BRIEF A.
Copy the rows below word for word, starting with the first row and going on through the line that contains "credit: Data from".

SOURCE PASSAGE.
MW How Trump's Venezuela raid could worsen America's affordability crisis
By Joseph Webster
A spike in diesel oil prices could make goods and materials more expensive to deliver - risking higher inflation
Diesel prices will likely rise as a result of the U.S. military strike on Venezuela.
An increase in diesel prices from a war in Venezuela would impact the trucking sector - especially in rural America.
U.S. forces arrested Nicolás Maduro, the former strongman of Venezuela, in a consequential raid in Caracas. The raid on Saturday is part of the "Trump Corollary" to the Monroe Doctrine of the 1820s. The U.S. is asserting itself across the Western Hemisphere and, Trump says, is even considering a plan to "run" Venezuela.
If the Trump administration follows through on this pledge to run Venezuela, it must be prepared to address the affordability issues for U.S. consumers and inflation risks for businesses and investors that will likely arise.
The impact on oil markets and prices is clearly a concern. But the U.S. intervention in Venezuela will likely have only a modest near-term impact on crude oil markets due to a potential global supply glut, significant spare production capacity, robust U.S. production and a well-stocked Strategic Petroleum Reserve.
Diesel markets, however, are another matter. Venezuela and other Latin American nations play a major role in setting global and U.S. diesel prices, as Venezuela and Colombia export heavier crude oil that is highly suitable for diesel.
Diesel prices will likely rise if the situation in Venezuela disrupts crude production and exports. Accordingly, energy and food prices for Americans could spike - as higher fuel costs are passed along to consumers from the diesel-intensive U.S. trucking sector, hitting rural areas especially hard.
U.S. Gulf Coast complex refineries are configured to process Venezuelan crude grades and in 2024, regional refinery runs totaled roughly 8.9 million barrels per day; imports from Colombia and Venezuela accounted for about 4% of these crude inputs. While those percentages may seem trivial, short-run diesel price inelasticity and refinery constraints imply materially higher regional prices, especially if substitutes are costly or slow to arrive.

EXERCISE MATERIALS.

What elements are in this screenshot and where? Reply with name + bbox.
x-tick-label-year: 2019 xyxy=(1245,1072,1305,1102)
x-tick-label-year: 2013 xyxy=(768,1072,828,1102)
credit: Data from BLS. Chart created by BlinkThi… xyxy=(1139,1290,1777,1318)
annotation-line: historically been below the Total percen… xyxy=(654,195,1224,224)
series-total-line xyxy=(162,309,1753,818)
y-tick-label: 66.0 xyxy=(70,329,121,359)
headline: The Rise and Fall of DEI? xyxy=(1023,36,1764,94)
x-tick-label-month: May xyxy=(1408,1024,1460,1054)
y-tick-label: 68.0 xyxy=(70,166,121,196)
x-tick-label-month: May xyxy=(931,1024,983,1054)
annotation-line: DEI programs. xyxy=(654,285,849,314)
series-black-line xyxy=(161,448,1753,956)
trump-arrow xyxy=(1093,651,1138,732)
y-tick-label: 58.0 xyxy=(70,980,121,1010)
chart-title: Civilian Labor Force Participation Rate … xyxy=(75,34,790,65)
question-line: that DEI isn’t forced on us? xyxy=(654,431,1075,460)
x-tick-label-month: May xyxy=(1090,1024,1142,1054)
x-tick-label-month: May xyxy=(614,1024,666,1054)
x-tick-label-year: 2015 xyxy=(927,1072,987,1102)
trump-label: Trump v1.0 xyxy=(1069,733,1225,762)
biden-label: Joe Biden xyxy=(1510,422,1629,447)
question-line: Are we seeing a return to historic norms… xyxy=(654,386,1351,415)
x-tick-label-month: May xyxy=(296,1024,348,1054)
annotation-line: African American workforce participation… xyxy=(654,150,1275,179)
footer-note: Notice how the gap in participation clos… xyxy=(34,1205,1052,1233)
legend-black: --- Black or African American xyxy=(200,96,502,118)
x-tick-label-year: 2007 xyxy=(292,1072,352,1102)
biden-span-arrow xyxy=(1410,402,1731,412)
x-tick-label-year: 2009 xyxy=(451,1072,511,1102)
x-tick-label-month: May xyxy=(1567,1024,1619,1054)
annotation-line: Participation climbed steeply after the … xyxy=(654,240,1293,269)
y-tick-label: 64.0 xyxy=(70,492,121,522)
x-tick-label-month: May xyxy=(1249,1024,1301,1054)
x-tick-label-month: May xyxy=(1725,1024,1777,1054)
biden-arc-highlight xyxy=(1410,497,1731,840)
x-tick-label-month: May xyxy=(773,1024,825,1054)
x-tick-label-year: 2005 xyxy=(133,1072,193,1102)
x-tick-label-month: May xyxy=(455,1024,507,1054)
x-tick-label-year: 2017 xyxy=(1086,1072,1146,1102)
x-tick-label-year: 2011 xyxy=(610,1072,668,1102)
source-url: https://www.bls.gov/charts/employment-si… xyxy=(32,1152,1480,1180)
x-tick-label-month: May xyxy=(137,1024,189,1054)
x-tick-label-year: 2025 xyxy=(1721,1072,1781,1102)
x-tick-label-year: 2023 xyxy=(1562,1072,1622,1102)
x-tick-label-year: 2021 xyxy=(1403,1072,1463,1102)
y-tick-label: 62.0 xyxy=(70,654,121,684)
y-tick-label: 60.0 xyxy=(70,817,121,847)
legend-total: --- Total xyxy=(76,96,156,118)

BRIEF B.
In the article on diesel prices above, what share of U.S. Gulf Coast refinery crude inputs in 2024 came from imports from Colombia and Venezuela?

RESPONSE A.
What elements are in this screenshot and where? Reply with name + bbox.
x-tick-label-year: 2019 xyxy=(1245,1072,1305,1102)
x-tick-label-year: 2013 xyxy=(768,1072,828,1102)
credit: Data from BLS. Chart created by BlinkThi… xyxy=(1139,1290,1777,1318)

RESPONSE B.
About 4%